▸ Your instructions: Copy each line below that includes "même".

Data extracted from a collection
>> Start
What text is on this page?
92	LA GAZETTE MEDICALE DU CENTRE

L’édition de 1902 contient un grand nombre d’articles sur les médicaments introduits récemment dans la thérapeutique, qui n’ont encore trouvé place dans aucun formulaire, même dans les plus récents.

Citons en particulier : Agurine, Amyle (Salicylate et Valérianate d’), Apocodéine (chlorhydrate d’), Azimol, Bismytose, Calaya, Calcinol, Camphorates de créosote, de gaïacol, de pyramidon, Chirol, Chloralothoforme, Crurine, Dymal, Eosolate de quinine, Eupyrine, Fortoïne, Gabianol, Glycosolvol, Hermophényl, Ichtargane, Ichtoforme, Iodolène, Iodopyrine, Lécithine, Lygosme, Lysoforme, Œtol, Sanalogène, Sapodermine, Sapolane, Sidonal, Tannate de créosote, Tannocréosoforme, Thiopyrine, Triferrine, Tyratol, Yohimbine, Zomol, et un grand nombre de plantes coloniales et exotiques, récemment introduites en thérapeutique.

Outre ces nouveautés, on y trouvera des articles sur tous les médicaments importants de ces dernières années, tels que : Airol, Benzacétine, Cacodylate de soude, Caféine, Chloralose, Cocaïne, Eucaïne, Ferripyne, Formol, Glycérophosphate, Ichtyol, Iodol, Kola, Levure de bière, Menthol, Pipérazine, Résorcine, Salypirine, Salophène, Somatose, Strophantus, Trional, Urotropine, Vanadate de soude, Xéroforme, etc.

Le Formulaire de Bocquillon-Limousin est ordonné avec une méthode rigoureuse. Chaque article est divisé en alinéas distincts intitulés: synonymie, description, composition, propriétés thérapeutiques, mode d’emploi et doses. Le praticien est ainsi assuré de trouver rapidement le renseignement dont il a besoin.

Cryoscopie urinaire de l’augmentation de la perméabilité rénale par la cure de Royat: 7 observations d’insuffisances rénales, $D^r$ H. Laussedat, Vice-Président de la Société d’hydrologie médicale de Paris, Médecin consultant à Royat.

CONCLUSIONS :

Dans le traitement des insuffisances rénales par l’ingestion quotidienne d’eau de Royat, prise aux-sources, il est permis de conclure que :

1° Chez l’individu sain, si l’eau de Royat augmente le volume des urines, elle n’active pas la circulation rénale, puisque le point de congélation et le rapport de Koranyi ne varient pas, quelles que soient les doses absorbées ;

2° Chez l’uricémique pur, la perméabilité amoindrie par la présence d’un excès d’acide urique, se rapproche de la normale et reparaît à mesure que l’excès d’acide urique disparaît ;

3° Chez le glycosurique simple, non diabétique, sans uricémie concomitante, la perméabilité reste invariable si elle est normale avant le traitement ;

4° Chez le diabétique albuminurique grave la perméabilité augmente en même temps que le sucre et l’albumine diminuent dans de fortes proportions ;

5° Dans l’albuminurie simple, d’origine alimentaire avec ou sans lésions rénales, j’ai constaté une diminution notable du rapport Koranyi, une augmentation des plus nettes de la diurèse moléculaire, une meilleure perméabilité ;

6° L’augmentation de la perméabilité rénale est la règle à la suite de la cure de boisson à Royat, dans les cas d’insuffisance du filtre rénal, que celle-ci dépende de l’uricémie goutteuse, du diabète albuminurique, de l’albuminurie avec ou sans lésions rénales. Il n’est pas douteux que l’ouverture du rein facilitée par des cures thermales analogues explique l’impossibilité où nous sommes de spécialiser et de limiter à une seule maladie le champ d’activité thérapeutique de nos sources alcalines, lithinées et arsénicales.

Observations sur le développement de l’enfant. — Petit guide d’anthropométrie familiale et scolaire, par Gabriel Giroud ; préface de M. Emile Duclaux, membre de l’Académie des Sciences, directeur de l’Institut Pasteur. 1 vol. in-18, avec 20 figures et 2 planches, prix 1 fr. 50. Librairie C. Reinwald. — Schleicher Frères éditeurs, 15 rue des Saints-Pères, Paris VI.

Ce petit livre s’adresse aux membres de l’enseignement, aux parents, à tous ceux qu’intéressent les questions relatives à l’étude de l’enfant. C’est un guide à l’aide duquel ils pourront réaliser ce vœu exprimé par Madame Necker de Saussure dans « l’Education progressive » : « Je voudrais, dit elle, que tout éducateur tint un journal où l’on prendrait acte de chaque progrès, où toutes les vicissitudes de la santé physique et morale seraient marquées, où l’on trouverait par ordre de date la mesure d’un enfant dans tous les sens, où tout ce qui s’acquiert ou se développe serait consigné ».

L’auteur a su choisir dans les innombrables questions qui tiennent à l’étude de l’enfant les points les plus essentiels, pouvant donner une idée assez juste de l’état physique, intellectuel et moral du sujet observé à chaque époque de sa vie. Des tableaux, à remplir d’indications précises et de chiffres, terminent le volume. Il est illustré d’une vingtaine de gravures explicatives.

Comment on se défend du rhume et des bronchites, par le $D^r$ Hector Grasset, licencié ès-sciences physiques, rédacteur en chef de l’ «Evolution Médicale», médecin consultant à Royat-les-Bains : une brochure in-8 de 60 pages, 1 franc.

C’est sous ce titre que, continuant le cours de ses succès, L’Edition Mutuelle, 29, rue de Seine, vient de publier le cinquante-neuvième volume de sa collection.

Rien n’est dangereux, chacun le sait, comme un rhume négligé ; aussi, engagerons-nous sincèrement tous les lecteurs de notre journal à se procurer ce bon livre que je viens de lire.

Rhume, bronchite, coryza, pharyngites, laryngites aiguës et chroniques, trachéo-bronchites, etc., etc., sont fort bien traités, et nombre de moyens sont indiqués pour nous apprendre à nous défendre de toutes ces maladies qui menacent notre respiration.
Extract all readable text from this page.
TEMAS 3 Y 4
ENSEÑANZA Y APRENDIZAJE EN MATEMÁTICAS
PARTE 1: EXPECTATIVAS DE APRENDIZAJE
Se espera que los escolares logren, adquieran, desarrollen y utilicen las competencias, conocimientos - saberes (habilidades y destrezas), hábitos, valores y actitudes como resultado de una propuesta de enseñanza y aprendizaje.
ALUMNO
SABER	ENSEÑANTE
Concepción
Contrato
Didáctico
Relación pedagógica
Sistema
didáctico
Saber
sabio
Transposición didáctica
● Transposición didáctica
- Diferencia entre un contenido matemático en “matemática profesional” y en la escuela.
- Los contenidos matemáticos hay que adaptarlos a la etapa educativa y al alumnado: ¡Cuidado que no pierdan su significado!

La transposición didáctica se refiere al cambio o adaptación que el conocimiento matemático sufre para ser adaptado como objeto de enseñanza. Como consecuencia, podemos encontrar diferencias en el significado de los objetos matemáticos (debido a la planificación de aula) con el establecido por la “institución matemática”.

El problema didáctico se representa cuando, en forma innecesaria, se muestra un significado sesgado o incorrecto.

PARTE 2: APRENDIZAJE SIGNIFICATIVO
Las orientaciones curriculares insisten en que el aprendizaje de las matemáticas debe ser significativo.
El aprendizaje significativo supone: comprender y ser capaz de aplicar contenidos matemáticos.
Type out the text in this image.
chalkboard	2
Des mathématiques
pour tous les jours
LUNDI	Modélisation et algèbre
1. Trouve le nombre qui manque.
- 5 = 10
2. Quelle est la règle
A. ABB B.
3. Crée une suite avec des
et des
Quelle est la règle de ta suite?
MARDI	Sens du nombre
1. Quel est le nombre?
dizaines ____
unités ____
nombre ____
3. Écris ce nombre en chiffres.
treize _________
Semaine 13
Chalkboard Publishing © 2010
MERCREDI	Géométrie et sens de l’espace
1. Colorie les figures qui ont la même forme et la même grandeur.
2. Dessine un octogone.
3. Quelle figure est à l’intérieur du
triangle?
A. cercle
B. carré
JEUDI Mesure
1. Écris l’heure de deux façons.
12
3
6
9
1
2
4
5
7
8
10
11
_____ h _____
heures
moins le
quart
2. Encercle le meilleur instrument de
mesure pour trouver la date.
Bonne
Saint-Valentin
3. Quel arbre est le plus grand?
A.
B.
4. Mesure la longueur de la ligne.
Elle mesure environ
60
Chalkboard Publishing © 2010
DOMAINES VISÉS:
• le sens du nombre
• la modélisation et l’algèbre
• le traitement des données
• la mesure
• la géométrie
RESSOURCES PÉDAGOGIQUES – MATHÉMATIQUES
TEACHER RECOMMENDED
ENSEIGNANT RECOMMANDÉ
>> End
▸ Result:
L’édition de 1902 contient un grand nombre d’articles sur les médicaments introduits récemment dans la thérapeutique, qui n’ont encore trouvé place dans aucun formulaire, même dans les plus récents.
4° Chez le diabétique albuminurique grave la perméabilité augmente en même temps que le sucre et l’albumine diminuent dans de fortes proportions ;
1. Colorie les figures qui ont la même forme et la même grandeur.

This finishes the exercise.